**** DATASET ENTRIES

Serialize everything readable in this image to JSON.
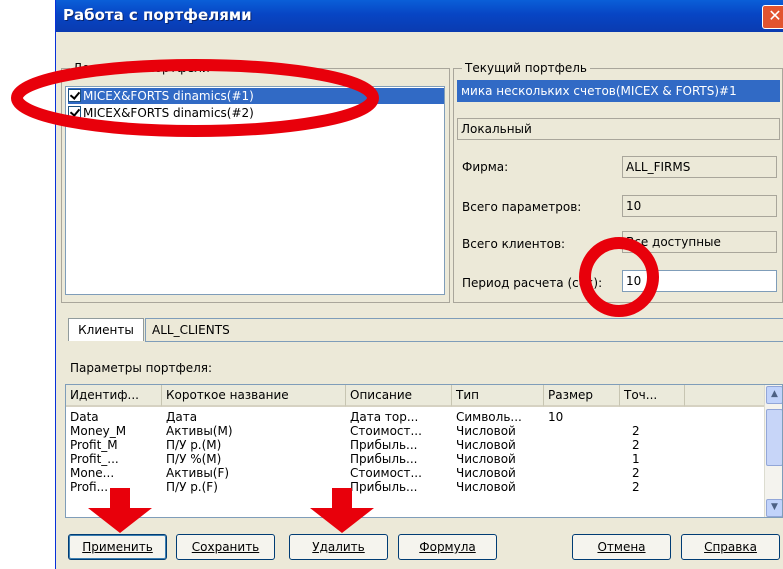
{
  "window": {
    "title": "Работа с портфелями",
    "close_glyph": "✕"
  },
  "available": {
    "legend": "Доступные портфели",
    "items": [
      {
        "label": "MICEX&FORTS dinamics(#1)",
        "checked": true,
        "selected": true
      },
      {
        "label": "MICEX&FORTS dinamics(#2)",
        "checked": true,
        "selected": false
      }
    ]
  },
  "current": {
    "legend": "Текущий портфель",
    "name": "мика нескольких счетов(MICEX & FORTS)#1",
    "type": "Локальный",
    "firm_label": "Фирма:",
    "firm_value": "ALL_FIRMS",
    "params_label": "Всего параметров:",
    "params_value": "10",
    "clients_label": "Всего клиентов:",
    "clients_value": "Все доступные",
    "period_label": "Период расчета (сек):",
    "period_value": "10"
  },
  "tabs": {
    "clients_tab": "Клиенты",
    "clients_value": "ALL_CLIENTS"
  },
  "params_heading": "Параметры портфеля:",
  "table": {
    "columns": [
      "Идентиф...",
      "Короткое название",
      "Описание",
      "Тип",
      "Размер",
      "Точ..."
    ],
    "rows": [
      [
        "Data",
        "Дата",
        "Дата тор...",
        "Символь...",
        "10",
        ""
      ],
      [
        "Money_M",
        "Активы(M)",
        "Стоимост...",
        "Числовой",
        "",
        "2"
      ],
      [
        "Profit_M",
        "П/У р.(M)",
        "Прибыль...",
        "Числовой",
        "",
        "2"
      ],
      [
        "Profit_...",
        "П/У %(M)",
        "Прибыль...",
        "Числовой",
        "",
        "1"
      ],
      [
        "Mone...",
        "Активы(F)",
        "Стоимост...",
        "Числовой",
        "",
        "2"
      ],
      [
        "Profi...",
        "П/У р.(F)",
        "Прибыль...",
        "Числовой",
        "",
        "2"
      ]
    ]
  },
  "buttons": {
    "apply": "Применить",
    "save": "Сохранить",
    "delete": "Удалить",
    "formula": "Формула",
    "cancel": "Отмена",
    "help": "Справка"
  },
  "colors": {
    "annotation_red": "#e8000b",
    "selection_blue": "#316ac5",
    "title_blue": "#0a5fd8"
  }
}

********

**DIRECTIONS**
Do not include images; quote all of the entries above exactly.

**TASK RESPONSE**
Serialize everything readable in this image to JSON.
{
  "window": {
    "title": "Работа с портфелями",
    "close_glyph": "✕"
  },
  "available": {
    "legend": "Доступные портфели",
    "items": [
      {
        "label": "MICEX&FORTS dinamics(#1)",
        "checked": true,
        "selected": true
      },
      {
        "label": "MICEX&FORTS dinamics(#2)",
        "checked": true,
        "selected": false
      }
    ]
  },
  "current": {
    "legend": "Текущий портфель",
    "name": "мика нескольких счетов(MICEX & FORTS)#1",
    "type": "Локальный",
    "firm_label": "Фирма:",
    "firm_value": "ALL_FIRMS",
    "params_label": "Всего параметров:",
    "params_value": "10",
    "clients_label": "Всего клиентов:",
    "clients_value": "Все доступные",
    "period_label": "Период расчета (сек):",
    "period_value": "10"
  },
  "tabs": {
    "clients_tab": "Клиенты",
    "clients_value": "ALL_CLIENTS"
  },
  "params_heading": "Параметры портфеля:",
  "table": {
    "columns": [
      "Идентиф...",
      "Короткое название",
      "Описание",
      "Тип",
      "Размер",
      "Точ..."
    ],
    "rows": [
      [
        "Data",
        "Дата",
        "Дата тор...",
        "Символь...",
        "10",
        ""
      ],
      [
        "Money_M",
        "Активы(M)",
        "Стоимост...",
        "Числовой",
        "",
        "2"
      ],
      [
        "Profit_M",
        "П/У р.(M)",
        "Прибыль...",
        "Числовой",
        "",
        "2"
      ],
      [
        "Profit_...",
        "П/У %(M)",
        "Прибыль...",
        "Числовой",
        "",
        "1"
      ],
      [
        "Mone...",
        "Активы(F)",
        "Стоимост...",
        "Числовой",
        "",
        "2"
      ],
      [
        "Profi...",
        "П/У р.(F)",
        "Прибыль...",
        "Числовой",
        "",
        "2"
      ]
    ]
  },
  "buttons": {
    "apply": "Применить",
    "save": "Сохранить",
    "delete": "Удалить",
    "formula": "Формула",
    "cancel": "Отмена",
    "help": "Справка"
  },
  "colors": {
    "annotation_red": "#e8000b",
    "selection_blue": "#316ac5",
    "title_blue": "#0a5fd8"
  }
}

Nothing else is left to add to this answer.